# To do:
Search the data for the word "apparent" and copy every line that contains it.
::::::::
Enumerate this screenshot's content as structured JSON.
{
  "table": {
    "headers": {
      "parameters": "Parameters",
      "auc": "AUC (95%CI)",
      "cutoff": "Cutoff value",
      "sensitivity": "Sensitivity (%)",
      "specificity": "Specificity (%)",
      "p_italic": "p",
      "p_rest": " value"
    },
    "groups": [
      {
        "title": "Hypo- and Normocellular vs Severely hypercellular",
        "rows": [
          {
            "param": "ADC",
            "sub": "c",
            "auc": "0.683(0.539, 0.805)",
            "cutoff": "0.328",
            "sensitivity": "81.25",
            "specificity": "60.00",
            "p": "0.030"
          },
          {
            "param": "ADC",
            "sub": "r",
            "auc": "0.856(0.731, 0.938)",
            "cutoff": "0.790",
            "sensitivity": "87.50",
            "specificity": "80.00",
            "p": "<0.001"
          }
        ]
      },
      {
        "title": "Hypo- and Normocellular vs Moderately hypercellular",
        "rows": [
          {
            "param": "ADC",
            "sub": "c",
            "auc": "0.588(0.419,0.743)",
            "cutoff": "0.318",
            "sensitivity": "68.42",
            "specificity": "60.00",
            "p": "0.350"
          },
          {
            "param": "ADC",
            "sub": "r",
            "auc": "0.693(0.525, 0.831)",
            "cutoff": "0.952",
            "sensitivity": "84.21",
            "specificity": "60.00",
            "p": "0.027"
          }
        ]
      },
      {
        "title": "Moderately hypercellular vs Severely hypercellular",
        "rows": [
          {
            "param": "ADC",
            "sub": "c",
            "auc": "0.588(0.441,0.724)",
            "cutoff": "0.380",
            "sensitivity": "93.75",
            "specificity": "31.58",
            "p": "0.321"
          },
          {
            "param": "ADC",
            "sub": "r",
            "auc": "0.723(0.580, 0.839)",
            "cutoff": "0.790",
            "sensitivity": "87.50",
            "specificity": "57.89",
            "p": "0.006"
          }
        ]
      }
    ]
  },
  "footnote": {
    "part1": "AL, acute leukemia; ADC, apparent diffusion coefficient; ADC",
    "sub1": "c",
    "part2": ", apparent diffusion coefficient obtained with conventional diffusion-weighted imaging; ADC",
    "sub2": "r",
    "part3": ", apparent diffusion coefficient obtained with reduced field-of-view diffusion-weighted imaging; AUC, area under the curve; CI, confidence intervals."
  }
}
::::::::
# Correct response:
    "part1": "AL, acute leukemia; ADC, apparent diffusion coefficient; ADC",
    "part2": ", apparent diffusion coefficient obtained with conventional diffusion-weighted imaging; ADC",
    "part3": ", apparent diffusion coefficient obtained with reduced field-of-view diffusion-weighted imaging; AUC, area under the curve; CI, confidence intervals."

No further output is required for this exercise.